- [Records from a dataset]
==================================================

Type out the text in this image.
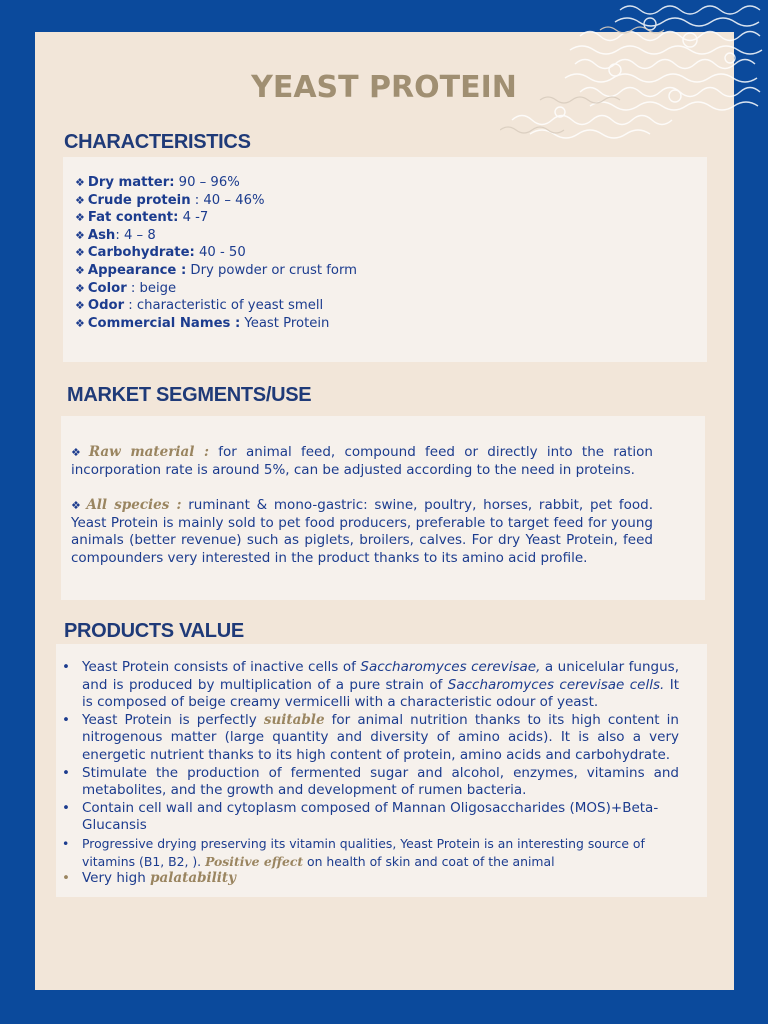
YEAST PROTEIN
CHARACTERISTICS
❖ Dry matter: 90 – 96%
❖ Crude protein : 40 – 46%
❖ Fat content: 4 -7
❖ Ash: 4 – 8
❖ Carbohydrate: 40 - 50
❖ Appearance : Dry powder or crust form
❖ Color : beige
❖ Odor : characteristic of yeast smell
❖ Commercial Names : Yeast Protein
MARKET SEGMENTS/USE

❖ Raw material : for animal feed, compound feed or directly into the ration incorporation rate is around 5%, can be adjusted according to the need in proteins.

❖ All species : ruminant & mono-gastric: swine, poultry, horses, rabbit, pet food. Yeast Protein is mainly sold to pet food producers, preferable to target feed for young animals (better revenue) such as piglets, broilers, calves. For dry Yeast Protein, feed compounders very interested in the product thanks to its amino acid profile.

PRODUCTS VALUE
• Yeast Protein consists of inactive cells of Saccharomyces cerevisae, a unicelular fungus, and is produced by multiplication of a pure strain of Saccharomyces cerevisae cells. It is composed of beige creamy vermicelli with a characteristic odour of yeast.
• Yeast Protein is perfectly suitable for animal nutrition thanks to its high content in nitrogenous matter (large quantity and diversity of amino acids). It is also a very energetic nutrient thanks to its high content of protein, amino acids and carbohydrate.
• Stimulate the production of fermented sugar and alcohol, enzymes, vitamins and metabolites, and the growth and development of rumen bacteria.
• Contain cell wall and cytoplasm composed of Mannan Oligosaccharides (MOS)+Beta-Glucansis
• Progressive drying preserving its vitamin qualities, Yeast Protein is an interesting source of vitamins (B1, B2, ). Positive effect on health of skin and coat of the animal
• Very high palatability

==================================================

- [Exercise] Each record must be quoted in full and exactly. Do not include the pictures.

- [Response below]
Type out the text in this image.
YEAST PROTEIN
CHARACTERISTICS
❖ Dry matter: 90 – 96%
❖ Crude protein : 40 – 46%
❖ Fat content: 4 -7
❖ Ash: 4 – 8
❖ Carbohydrate: 40 - 50
❖ Appearance : Dry powder or crust form
❖ Color : beige
❖ Odor : characteristic of yeast smell
❖ Commercial Names : Yeast Protein
MARKET SEGMENTS/USE

❖ Raw material : for animal feed, compound feed or directly into the ration incorporation rate is around 5%, can be adjusted according to the need in proteins.

❖ All species : ruminant & mono-gastric: swine, poultry, horses, rabbit, pet food. Yeast Protein is mainly sold to pet food producers, preferable to target feed for young animals (better revenue) such as piglets, broilers, calves. For dry Yeast Protein, feed compounders very interested in the product thanks to its amino acid profile.

PRODUCTS VALUE
• Yeast Protein consists of inactive cells of Saccharomyces cerevisae, a unicelular fungus, and is produced by multiplication of a pure strain of Saccharomyces cerevisae cells. It is composed of beige creamy vermicelli with a characteristic odour of yeast.
• Yeast Protein is perfectly suitable for animal nutrition thanks to its high content in nitrogenous matter (large quantity and diversity of amino acids). It is also a very energetic nutrient thanks to its high content of protein, amino acids and carbohydrate.
• Stimulate the production of fermented sugar and alcohol, enzymes, vitamins and metabolites, and the growth and development of rumen bacteria.
• Contain cell wall and cytoplasm composed of Mannan Oligosaccharides (MOS)+Beta-Glucansis
• Progressive drying preserving its vitamin qualities, Yeast Protein is an interesting source of vitamins (B1, B2, ). Positive effect on health of skin and coat of the animal
• Very high palatability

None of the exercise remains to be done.